**Directions for this task**
Show all lines of the listing that hold the word "text".

**Dataset content**
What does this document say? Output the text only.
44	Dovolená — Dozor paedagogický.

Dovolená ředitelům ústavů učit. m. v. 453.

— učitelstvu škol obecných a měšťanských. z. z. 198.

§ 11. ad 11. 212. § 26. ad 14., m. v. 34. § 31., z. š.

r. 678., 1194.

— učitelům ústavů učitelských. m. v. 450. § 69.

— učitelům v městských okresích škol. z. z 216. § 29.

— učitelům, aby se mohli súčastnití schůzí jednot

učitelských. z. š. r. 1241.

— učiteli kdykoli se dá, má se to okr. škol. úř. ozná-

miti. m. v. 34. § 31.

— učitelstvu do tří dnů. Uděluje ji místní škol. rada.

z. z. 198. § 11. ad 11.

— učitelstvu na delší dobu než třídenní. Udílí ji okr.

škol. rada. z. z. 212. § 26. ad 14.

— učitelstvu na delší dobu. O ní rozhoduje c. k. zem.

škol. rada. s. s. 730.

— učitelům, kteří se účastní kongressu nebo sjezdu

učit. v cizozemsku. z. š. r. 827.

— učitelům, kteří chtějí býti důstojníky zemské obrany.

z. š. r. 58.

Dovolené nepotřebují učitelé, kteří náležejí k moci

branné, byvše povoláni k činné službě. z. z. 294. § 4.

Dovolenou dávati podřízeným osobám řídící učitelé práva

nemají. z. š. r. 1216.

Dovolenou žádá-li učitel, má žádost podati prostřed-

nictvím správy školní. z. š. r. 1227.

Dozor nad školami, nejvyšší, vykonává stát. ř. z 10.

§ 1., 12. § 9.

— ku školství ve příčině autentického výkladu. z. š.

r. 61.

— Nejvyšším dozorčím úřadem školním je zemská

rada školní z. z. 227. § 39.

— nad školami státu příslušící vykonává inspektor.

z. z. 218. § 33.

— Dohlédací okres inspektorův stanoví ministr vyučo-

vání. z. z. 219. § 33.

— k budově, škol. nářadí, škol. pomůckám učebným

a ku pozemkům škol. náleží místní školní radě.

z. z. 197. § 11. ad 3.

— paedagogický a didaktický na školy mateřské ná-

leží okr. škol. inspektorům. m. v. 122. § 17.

==

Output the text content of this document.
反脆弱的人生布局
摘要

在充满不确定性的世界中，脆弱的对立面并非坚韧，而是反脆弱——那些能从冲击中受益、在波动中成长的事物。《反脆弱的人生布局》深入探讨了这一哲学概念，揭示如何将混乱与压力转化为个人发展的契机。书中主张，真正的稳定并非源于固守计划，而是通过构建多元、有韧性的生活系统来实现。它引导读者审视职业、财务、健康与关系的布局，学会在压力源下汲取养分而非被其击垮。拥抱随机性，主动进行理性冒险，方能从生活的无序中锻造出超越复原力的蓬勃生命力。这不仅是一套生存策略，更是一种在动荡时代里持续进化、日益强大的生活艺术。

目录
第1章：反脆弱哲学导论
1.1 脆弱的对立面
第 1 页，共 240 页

**Written solution**
What does this document say? Output the text only.
Output the text content of this document.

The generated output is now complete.